• _What the task asks_: Look through the listing for the word "REFLEKS". Copy each line that has it.
........
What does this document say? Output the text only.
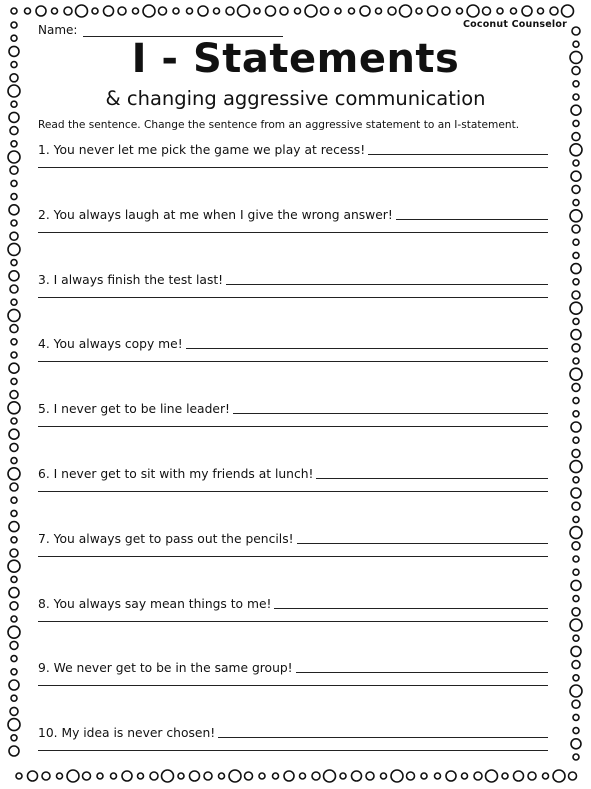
Coconut Counselor
Name:
I - Statements
& changing aggressive communication
Read the sentence. Change the sentence from an aggressive statement to an I-statement.
1. You never let me pick the game we play at recess!
2. You always laugh at me when I give the wrong answer!
3. I always finish the test last!
4. You always copy me!
5. I never get to be line leader!
6. I never get to sit with my friends at lunch!
7. You always get to pass out the pencils!
8. You always say mean things to me!
9. We never get to be in the same group!
10. My idea is never chosen!
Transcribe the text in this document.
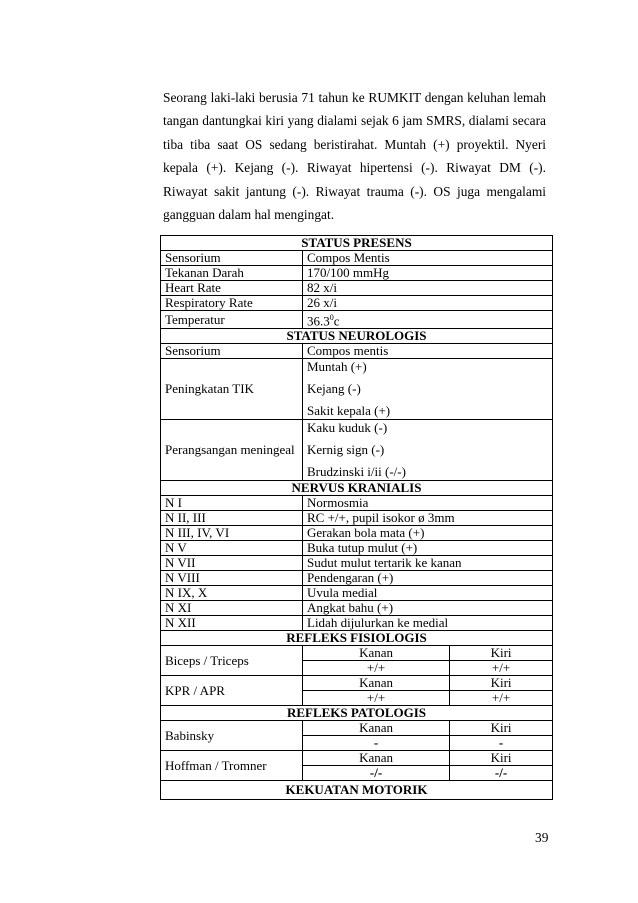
Seorang laki-laki berusia 71 tahun ke RUMKIT dengan keluhan lemah tangan dantungkai kiri yang dialami sejak 6 jam SMRS, dialami secara tiba tiba saat OS sedang beristirahat. Muntah (+) proyektil. Nyeri kepala (+). Kejang (-). Riwayat hipertensi (-). Riwayat DM (-). Riwayat sakit jantung (-). Riwayat trauma (-). OS juga mengalami gangguan dalam hal mengingat.

STATUS PRESENS		
Sensorium	Compos Mentis	
Tekanan Darah	170/100 mmHg	
Heart Rate	82 x/i	
Respiratory Rate	26 x/i	
Temperatur	36.3$^0$c	
STATUS NEUROLOGIS		
Sensorium	Compos mentis	
Peningkatan TIK	Muntah (+)
Kejang (-)
Sakit kepala (+)	

Perangsangan meningeal	Kaku kuduk (-)
Kernig sign (-)
Brudzinski i/ii (-/-)	

NERVUS KRANIALIS		
N I	Normosmia	
N II, III	RC +/+, pupil isokor ø 3mm	
N III, IV, VI	Gerakan bola mata (+)	
N V	Buka tutup mulut (+)	
N VII	Sudut mulut tertarik ke kanan	
N VIII	Pendengaran (+)	
N IX, X	Uvula medial	
N XI	Angkat bahu (+)	
N XII	Lidah dijulurkan ke medial	
REFLEKS FISIOLOGIS		
Biceps / Triceps	Kanan	Kiri
	+/+	+/+
KPR / APR	Kanan	Kiri
	+/+	+/+
REFLEKS PATOLOGIS		
Babinsky	Kanan	Kiri
	-	-
Hoffman / Tromner	Kanan	Kiri
	-/-	-/-
KEKUATAN MOTORIK		
39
........
• _Response below_:
REFLEKS FISIOLOGIS		
REFLEKS PATOLOGIS		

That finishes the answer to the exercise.